§ **What the exercise asks**: Among the lines below, count those with "true". Give the total alone.

§ **Supplied information**:
======

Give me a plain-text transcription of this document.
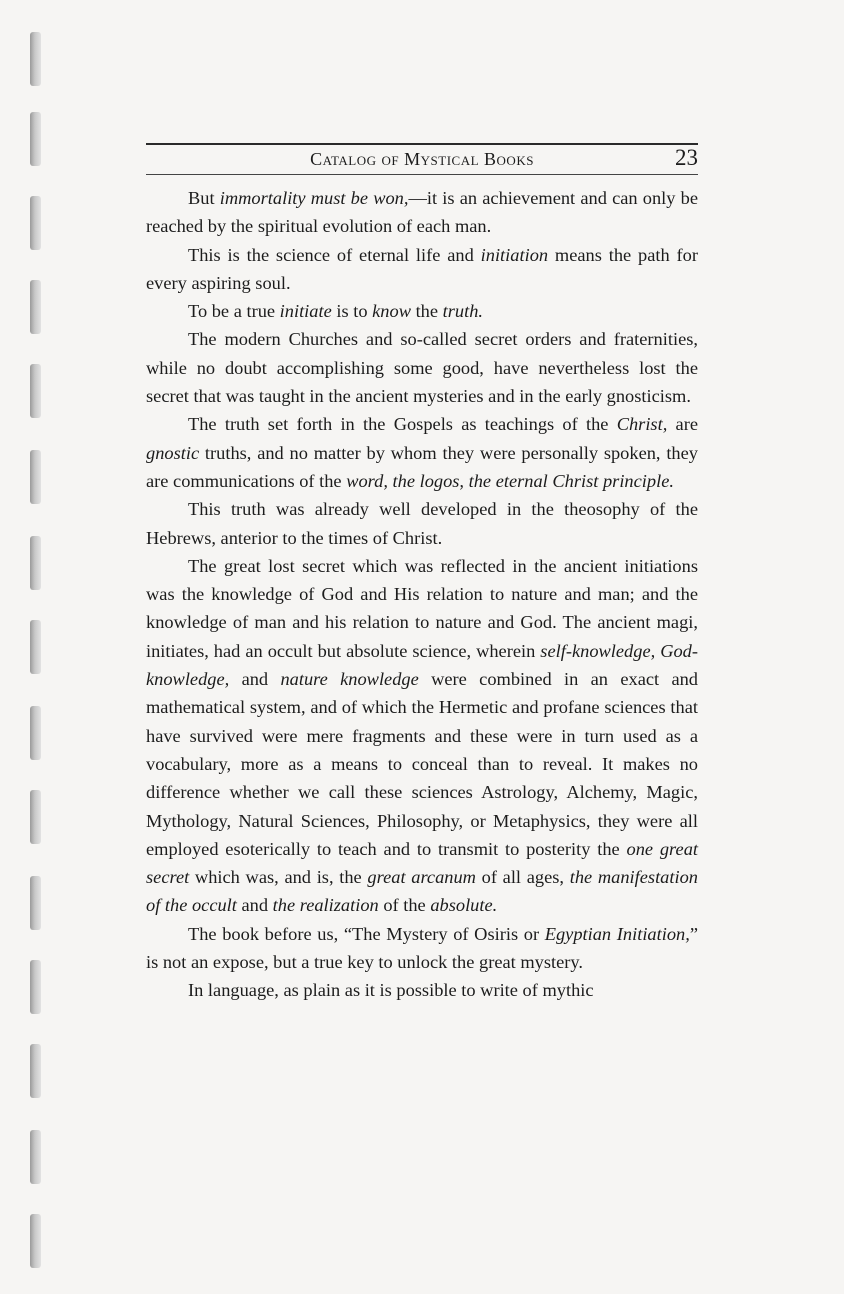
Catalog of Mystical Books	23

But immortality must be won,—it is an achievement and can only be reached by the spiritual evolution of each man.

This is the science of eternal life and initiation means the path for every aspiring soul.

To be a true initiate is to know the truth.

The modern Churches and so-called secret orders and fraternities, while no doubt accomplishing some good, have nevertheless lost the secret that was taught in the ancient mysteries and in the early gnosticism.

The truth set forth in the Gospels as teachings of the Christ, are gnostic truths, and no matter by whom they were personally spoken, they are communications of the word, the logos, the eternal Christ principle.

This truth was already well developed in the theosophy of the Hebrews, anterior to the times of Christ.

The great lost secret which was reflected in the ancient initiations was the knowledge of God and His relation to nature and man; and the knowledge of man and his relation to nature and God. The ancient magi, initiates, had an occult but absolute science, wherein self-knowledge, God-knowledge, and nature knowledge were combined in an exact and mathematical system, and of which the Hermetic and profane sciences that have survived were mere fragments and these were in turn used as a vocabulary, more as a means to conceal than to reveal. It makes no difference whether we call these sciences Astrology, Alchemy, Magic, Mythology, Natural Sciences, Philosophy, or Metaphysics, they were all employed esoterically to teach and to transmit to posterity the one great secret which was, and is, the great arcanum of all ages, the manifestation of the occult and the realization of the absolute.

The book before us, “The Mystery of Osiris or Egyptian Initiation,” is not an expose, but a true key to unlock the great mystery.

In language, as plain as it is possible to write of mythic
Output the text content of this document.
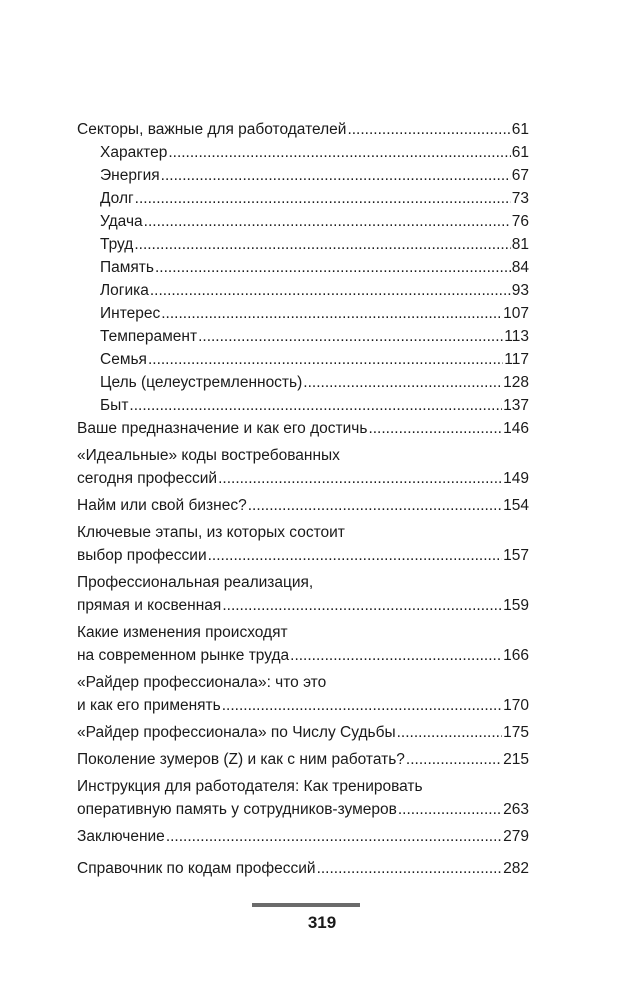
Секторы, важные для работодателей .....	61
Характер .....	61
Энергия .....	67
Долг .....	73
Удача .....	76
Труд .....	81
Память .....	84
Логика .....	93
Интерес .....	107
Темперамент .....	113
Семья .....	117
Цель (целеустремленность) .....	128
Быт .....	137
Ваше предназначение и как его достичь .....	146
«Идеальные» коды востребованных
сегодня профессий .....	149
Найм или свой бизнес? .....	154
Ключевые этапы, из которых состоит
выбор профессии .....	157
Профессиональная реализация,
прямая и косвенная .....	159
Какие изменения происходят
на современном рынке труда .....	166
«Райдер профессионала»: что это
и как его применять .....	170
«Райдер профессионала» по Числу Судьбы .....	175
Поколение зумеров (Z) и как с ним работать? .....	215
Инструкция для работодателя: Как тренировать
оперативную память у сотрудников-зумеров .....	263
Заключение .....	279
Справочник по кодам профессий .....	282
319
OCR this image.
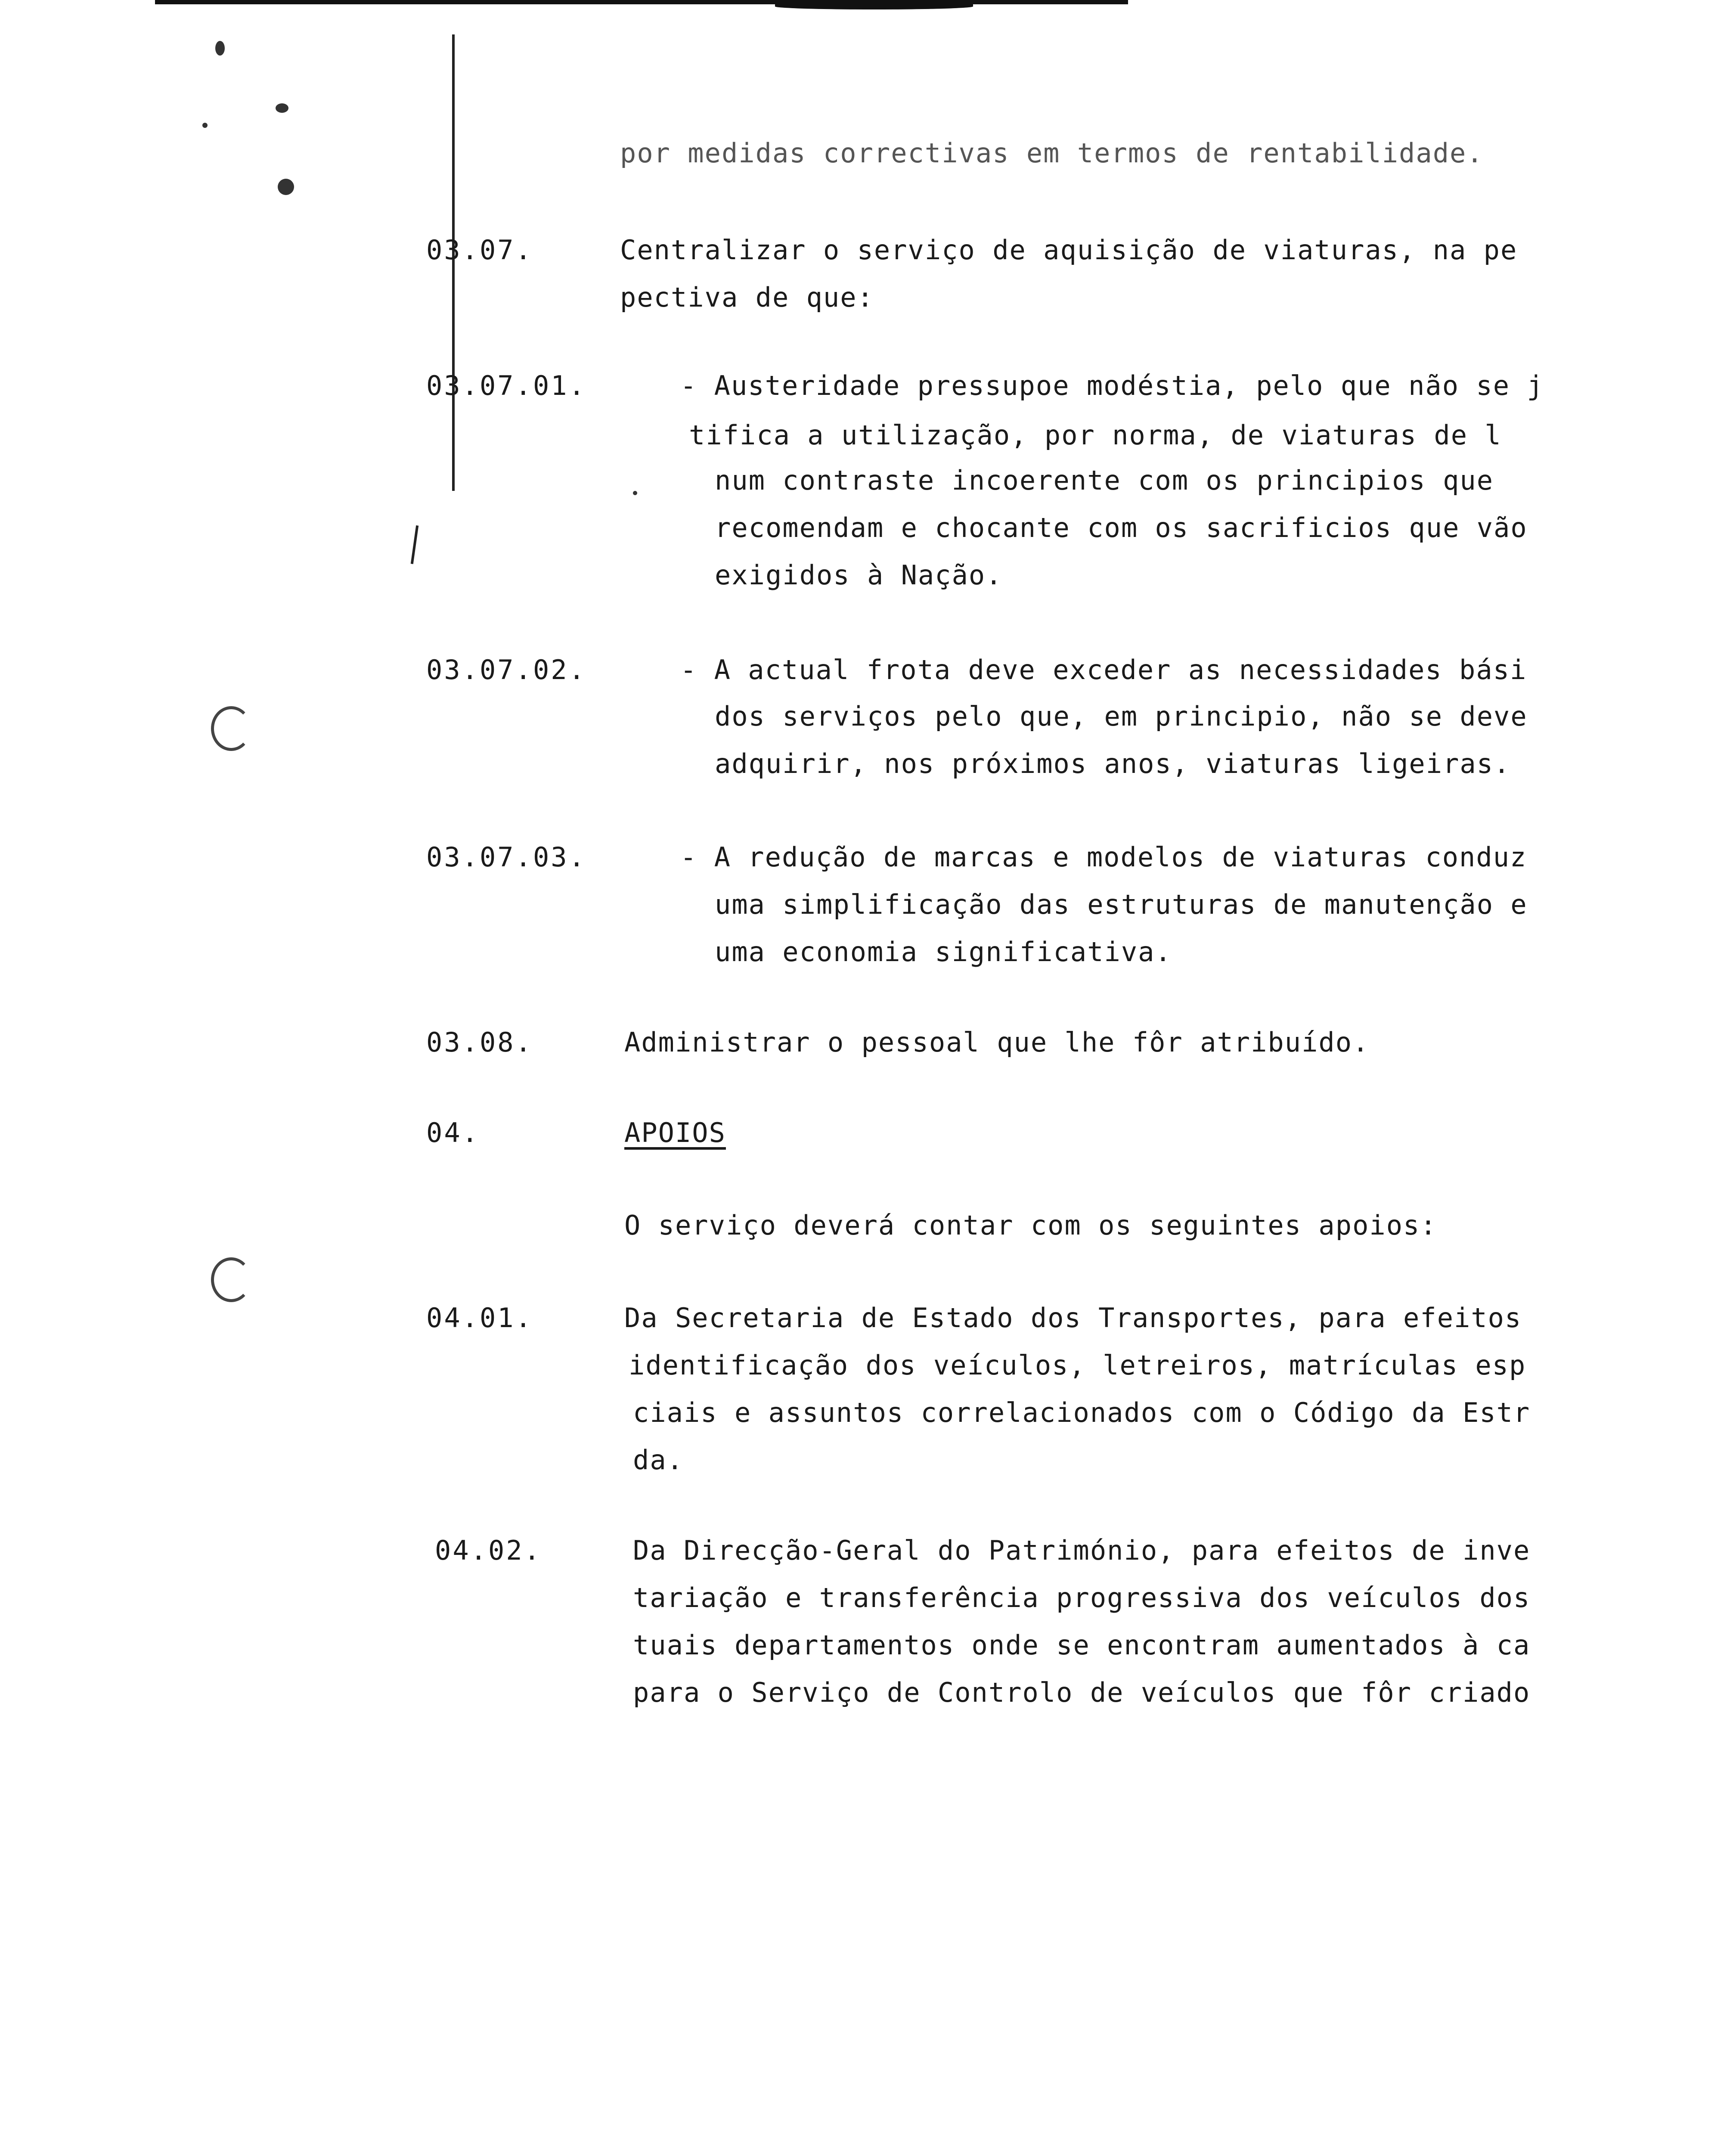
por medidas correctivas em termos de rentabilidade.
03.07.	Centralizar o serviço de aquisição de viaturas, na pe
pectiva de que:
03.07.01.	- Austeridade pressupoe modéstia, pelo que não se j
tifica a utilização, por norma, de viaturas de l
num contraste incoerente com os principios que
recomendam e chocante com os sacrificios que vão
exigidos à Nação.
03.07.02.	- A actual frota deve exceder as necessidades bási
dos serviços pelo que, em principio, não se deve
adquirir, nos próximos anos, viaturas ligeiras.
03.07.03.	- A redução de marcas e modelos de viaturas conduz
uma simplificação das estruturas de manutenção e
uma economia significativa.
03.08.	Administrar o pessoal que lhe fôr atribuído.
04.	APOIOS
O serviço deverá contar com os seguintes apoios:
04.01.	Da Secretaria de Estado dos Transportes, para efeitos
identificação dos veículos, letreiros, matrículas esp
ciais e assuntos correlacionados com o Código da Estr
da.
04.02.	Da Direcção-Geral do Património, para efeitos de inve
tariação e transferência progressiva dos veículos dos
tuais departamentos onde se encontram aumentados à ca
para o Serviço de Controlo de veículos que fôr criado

======

§ **Problem solution**: 2